### What this task involves:
Write out every record in full, exactly as written, please.

### Stored records:
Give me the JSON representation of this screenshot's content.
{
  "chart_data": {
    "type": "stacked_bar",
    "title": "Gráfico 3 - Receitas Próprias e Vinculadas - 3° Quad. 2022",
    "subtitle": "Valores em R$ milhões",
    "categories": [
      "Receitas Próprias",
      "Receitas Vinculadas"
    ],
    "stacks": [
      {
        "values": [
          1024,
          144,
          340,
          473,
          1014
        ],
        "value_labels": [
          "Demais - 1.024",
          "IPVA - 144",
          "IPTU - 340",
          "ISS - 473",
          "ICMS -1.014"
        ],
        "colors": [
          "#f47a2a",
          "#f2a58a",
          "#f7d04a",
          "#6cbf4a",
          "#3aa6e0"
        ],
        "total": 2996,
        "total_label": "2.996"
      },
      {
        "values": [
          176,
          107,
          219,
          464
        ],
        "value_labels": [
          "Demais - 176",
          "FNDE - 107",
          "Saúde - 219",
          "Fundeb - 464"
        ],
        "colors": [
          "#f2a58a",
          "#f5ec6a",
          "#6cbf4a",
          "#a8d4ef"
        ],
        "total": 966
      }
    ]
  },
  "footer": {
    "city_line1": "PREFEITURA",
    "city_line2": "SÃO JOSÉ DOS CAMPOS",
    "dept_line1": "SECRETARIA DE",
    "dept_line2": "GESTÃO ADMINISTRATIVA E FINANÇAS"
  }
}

### Result of this task:
Give me the JSON representation of this screenshot's content.
{
  "chart_data": {
    "type": "stacked_bar",
    "title": "Gráfico 3 - Receitas Próprias e Vinculadas - 3° Quad. 2022",
    "subtitle": "Valores em R$ milhões",
    "categories": [
      "Receitas Próprias",
      "Receitas Vinculadas"
    ],
    "stacks": [
      {
        "values": [
          1024,
          144,
          340,
          473,
          1014
        ],
        "value_labels": [
          "Demais - 1.024",
          "IPVA - 144",
          "IPTU - 340",
          "ISS - 473",
          "ICMS -1.014"
        ],
        "colors": [
          "#f47a2a",
          "#f2a58a",
          "#f7d04a",
          "#6cbf4a",
          "#3aa6e0"
        ],
        "total": 2996,
        "total_label": "2.996"
      },
      {
        "values": [
          176,
          107,
          219,
          464
        ],
        "value_labels": [
          "Demais - 176",
          "FNDE - 107",
          "Saúde - 219",
          "Fundeb - 464"
        ],
        "colors": [
          "#f2a58a",
          "#f5ec6a",
          "#6cbf4a",
          "#a8d4ef"
        ],
        "total": 966
      }
    ]
  },
  "footer": {
    "city_line1": "PREFEITURA",
    "city_line2": "SÃO JOSÉ DOS CAMPOS",
    "dept_line1": "SECRETARIA DE",
    "dept_line2": "GESTÃO ADMINISTRATIVA E FINANÇAS"
  }
}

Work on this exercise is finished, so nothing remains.